**Your objective:**
Count how many lines in the records below contain the string "你能知道这个数是几吗". Reply with the number alone.

Dataset records
______________________________

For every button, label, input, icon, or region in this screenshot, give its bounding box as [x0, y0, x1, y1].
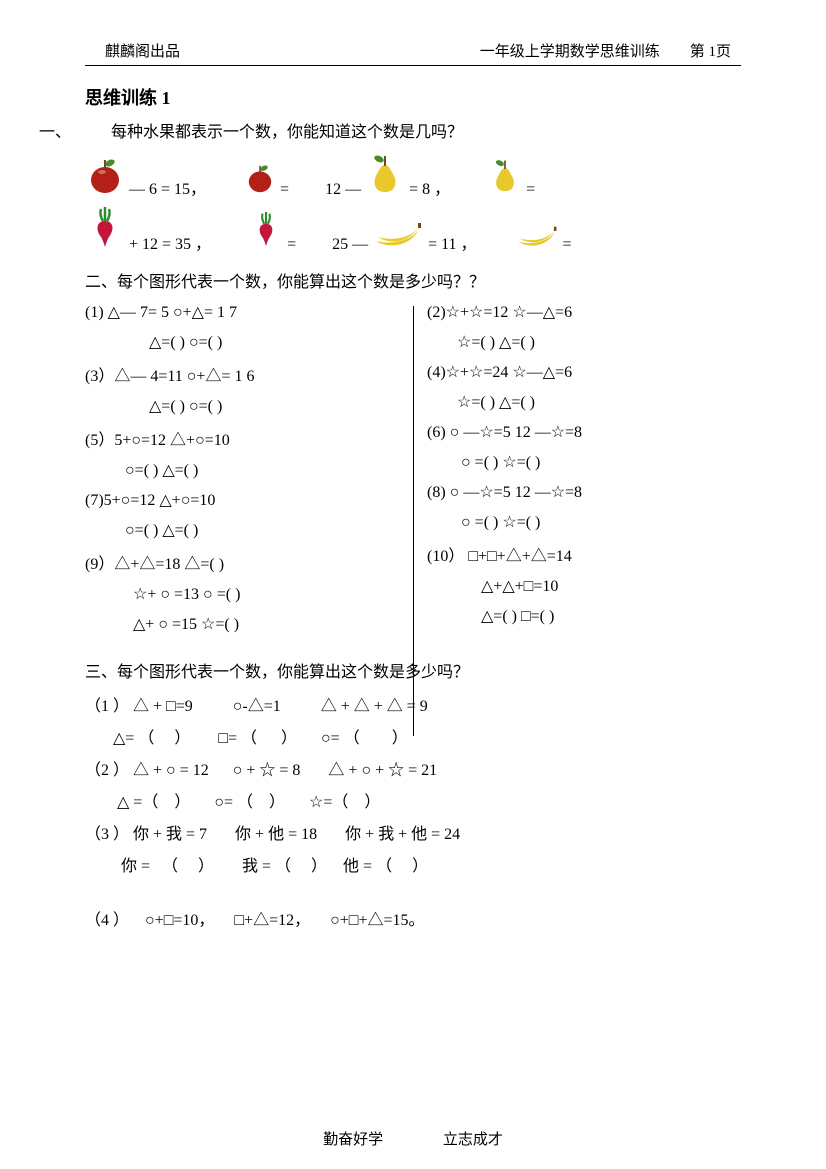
eq-text: 25 —: [332, 236, 368, 254]
eq-text: =: [280, 181, 289, 199]
q2-line: ☆=( ) △=( ): [427, 332, 741, 352]
q3-line: （2 ） △ + ○ = 12 ○ + ☆ = 8 △ + ○ + ☆ = 21: [85, 756, 741, 780]
q2-line: △=( ) ○=( ): [85, 396, 403, 416]
radish-small-icon: [249, 209, 283, 254]
eq-text: =: [526, 181, 535, 199]
eq-text: = 8 ，: [409, 175, 450, 199]
pear-small-icon: [488, 156, 522, 199]
eq-text: — 6 = 15，: [129, 175, 206, 199]
page-footer: 勤奋好学 立志成才: [0, 1128, 826, 1149]
q2-line: (6) ○ ―☆=5 12 ―☆=8: [427, 422, 741, 442]
page: 麒麟阁出品 一年级上学期数学思维训练 第 1页 思维训练 1 一、 每种水果都表…: [0, 0, 826, 1169]
q3-line: （3 ） 你 + 我 = 7 你 + 他 = 18 你 + 我 + 他 = 24: [85, 820, 741, 844]
section1-row2: + 12 = 35 ， = 25 — = 11 ，: [85, 205, 741, 254]
q3-line: △ =（ ） ○= （ ） ☆=（ ）: [85, 788, 741, 812]
banana-small-icon: [515, 223, 559, 254]
q2-line: (8) ○ ―☆=5 12 ―☆=8: [427, 482, 741, 502]
radish-icon: [85, 205, 125, 254]
divider-line: [413, 306, 414, 736]
section2-title: 二、每个图形代表一个数，你能算出这个数是多少吗？？: [85, 268, 741, 292]
q3-line: [85, 884, 741, 898]
section1-prompt: 每种水果都表示一个数，你能知道这个数是几吗？: [111, 118, 463, 142]
q2-line: (5）5+○=12 △+○=10: [85, 426, 403, 450]
apple-icon: [85, 154, 125, 199]
header-page: 第 1页: [690, 40, 731, 61]
main-title: 思维训练 1: [85, 84, 741, 110]
q2-line: △=( ) □=( ): [427, 606, 741, 626]
q2-line: (7)5+○=12 △+○=10: [85, 490, 403, 510]
header-right-group: 一年级上学期数学思维训练 第 1页: [480, 40, 731, 61]
q3-line: （4 ） ○+□=10， □+△=12， ○+□+△=15。: [85, 906, 741, 930]
q2-line: △=( ) ○=( ): [85, 332, 403, 352]
header-left: 麒麟阁出品: [105, 40, 180, 61]
q2-line: ☆=( ) △=( ): [427, 392, 741, 412]
q2-line: ○=( ) △=( ): [85, 520, 403, 540]
section1-lead: 一、 每种水果都表示一个数，你能知道这个数是几吗？: [39, 118, 741, 142]
eq-text: 12 —: [325, 181, 361, 199]
section2-right-col: (2)☆+☆=12 ☆―△=6 ☆=( ) △=( ) (4)☆+☆=24 ☆―…: [413, 302, 741, 644]
q2-line: (10） □+□+△+△=14: [427, 542, 741, 566]
apple-small-icon: [244, 160, 276, 199]
q2-line: ○ =( ) ☆=( ): [427, 452, 741, 472]
q2-line: ○ =( ) ☆=( ): [427, 512, 741, 532]
q2-line: △+ ○ =15 ☆=( ): [85, 614, 403, 634]
footer-left: 勤奋好学: [323, 1132, 383, 1148]
q2-line: (4)☆+☆=24 ☆―△=6: [427, 362, 741, 382]
q3-line: 你 = （ ） 我 = （ ） 他 = （ ）: [85, 852, 741, 876]
page-header: 麒麟阁出品 一年级上学期数学思维训练 第 1页: [85, 40, 741, 66]
section2-left-col: (1) △― 7= 5 ○+△= 1 7 △=( ) ○=( ) (3）△― 4…: [85, 302, 413, 644]
eq-text: =: [287, 236, 296, 254]
section1-row1: — 6 = 15， = 12 — = 8 ，: [85, 152, 741, 199]
q2-line: (9）△+△=18 △=( ): [85, 550, 403, 574]
q2-line: (3）△― 4=11 ○+△= 1 6: [85, 362, 403, 386]
pear-icon: [365, 152, 405, 199]
section2-grid: (1) △― 7= 5 ○+△= 1 7 △=( ) ○=( ) (3）△― 4…: [85, 302, 741, 644]
q2-line: (2)☆+☆=12 ☆―△=6: [427, 302, 741, 322]
banana-icon: [372, 219, 424, 254]
q2-line: (1) △― 7= 5 ○+△= 1 7: [85, 302, 403, 322]
footer-right: 立志成才: [443, 1132, 503, 1148]
eq-text: = 11 ，: [428, 230, 476, 254]
eq-text: =: [563, 236, 572, 254]
q2-line: ○=( ) △=( ): [85, 460, 403, 480]
q2-line: ☆+ ○ =13 ○ =( ): [85, 584, 403, 604]
section1-number: 一、: [39, 118, 111, 142]
q2-line: △+△+□=10: [427, 576, 741, 596]
eq-text: + 12 = 35 ，: [129, 230, 211, 254]
header-center: 一年级上学期数学思维训练: [480, 40, 660, 61]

______________________________

**Written response:**
2